--- Task brief ---
Reproduce every line of the records below without altering a single character.

:: Source data

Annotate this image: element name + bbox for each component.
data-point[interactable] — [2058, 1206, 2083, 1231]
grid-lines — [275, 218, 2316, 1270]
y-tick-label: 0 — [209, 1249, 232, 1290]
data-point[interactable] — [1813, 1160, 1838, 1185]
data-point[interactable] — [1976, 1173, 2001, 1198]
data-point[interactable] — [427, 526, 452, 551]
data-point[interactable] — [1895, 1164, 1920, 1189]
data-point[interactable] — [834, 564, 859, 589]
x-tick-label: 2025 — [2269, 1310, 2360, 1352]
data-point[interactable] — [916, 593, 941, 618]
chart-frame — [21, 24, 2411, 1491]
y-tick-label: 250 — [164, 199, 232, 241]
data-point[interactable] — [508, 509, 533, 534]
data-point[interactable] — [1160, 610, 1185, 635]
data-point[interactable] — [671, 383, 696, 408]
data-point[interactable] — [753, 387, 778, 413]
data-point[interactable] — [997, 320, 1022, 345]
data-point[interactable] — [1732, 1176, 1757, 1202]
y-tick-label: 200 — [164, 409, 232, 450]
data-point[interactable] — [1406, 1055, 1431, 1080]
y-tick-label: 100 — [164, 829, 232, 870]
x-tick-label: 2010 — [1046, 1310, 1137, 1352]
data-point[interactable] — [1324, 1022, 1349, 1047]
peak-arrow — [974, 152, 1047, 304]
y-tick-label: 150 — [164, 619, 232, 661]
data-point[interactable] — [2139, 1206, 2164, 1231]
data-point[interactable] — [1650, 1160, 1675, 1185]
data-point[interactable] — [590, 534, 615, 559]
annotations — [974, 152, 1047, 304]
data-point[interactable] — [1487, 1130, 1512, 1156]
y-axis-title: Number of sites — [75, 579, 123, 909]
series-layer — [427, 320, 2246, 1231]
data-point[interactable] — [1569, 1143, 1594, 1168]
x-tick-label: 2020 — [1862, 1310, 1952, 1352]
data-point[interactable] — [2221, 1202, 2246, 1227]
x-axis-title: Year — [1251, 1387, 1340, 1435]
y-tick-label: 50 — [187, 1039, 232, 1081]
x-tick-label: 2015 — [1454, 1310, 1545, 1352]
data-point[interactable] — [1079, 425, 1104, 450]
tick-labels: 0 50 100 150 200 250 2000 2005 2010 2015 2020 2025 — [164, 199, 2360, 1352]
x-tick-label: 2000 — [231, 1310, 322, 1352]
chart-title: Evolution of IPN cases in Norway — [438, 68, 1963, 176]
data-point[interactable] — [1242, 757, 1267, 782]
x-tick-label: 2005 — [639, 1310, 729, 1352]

::::

--- Solution to the problem ---
Annotate this image: element name + bbox for each component.
data-point[interactable] — [2058, 1206, 2083, 1231]
grid-lines — [275, 218, 2316, 1270]
y-tick-label: 0 — [209, 1249, 232, 1290]
data-point[interactable] — [1813, 1160, 1838, 1185]
data-point[interactable] — [1976, 1173, 2001, 1198]
data-point[interactable] — [427, 526, 452, 551]
data-point[interactable] — [1895, 1164, 1920, 1189]
data-point[interactable] — [834, 564, 859, 589]
x-tick-label: 2025 — [2269, 1310, 2360, 1352]
data-point[interactable] — [916, 593, 941, 618]
chart-frame — [21, 24, 2411, 1491]
y-tick-label: 250 — [164, 199, 232, 241]
data-point[interactable] — [508, 509, 533, 534]
data-point[interactable] — [1160, 610, 1185, 635]
data-point[interactable] — [671, 383, 696, 408]
data-point[interactable] — [753, 387, 778, 413]
data-point[interactable] — [997, 320, 1022, 345]
data-point[interactable] — [1732, 1176, 1757, 1202]
y-tick-label: 200 — [164, 409, 232, 450]
data-point[interactable] — [1406, 1055, 1431, 1080]
y-tick-label: 100 — [164, 829, 232, 870]
x-tick-label: 2010 — [1046, 1310, 1137, 1352]
data-point[interactable] — [1324, 1022, 1349, 1047]
peak-arrow — [974, 152, 1047, 304]
y-tick-label: 150 — [164, 619, 232, 661]
data-point[interactable] — [2139, 1206, 2164, 1231]
data-point[interactable] — [1650, 1160, 1675, 1185]
data-point[interactable] — [590, 534, 615, 559]
annotations — [974, 152, 1047, 304]
data-point[interactable] — [1487, 1130, 1512, 1156]
y-axis-title: Number of sites — [75, 579, 123, 909]
series-layer — [427, 320, 2246, 1231]
data-point[interactable] — [1569, 1143, 1594, 1168]
x-tick-label: 2020 — [1862, 1310, 1952, 1352]
data-point[interactable] — [2221, 1202, 2246, 1227]
x-axis-title: Year — [1251, 1387, 1340, 1435]
y-tick-label: 50 — [187, 1039, 232, 1081]
x-tick-label: 2015 — [1454, 1310, 1545, 1352]
data-point[interactable] — [1079, 425, 1104, 450]
tick-labels: 0 50 100 150 200 250 2000 2005 2010 2015 2020 2025 — [164, 199, 2360, 1352]
x-tick-label: 2000 — [231, 1310, 322, 1352]
chart-title: Evolution of IPN cases in Norway — [438, 68, 1963, 176]
data-point[interactable] — [1242, 757, 1267, 782]
x-tick-label: 2005 — [639, 1310, 729, 1352]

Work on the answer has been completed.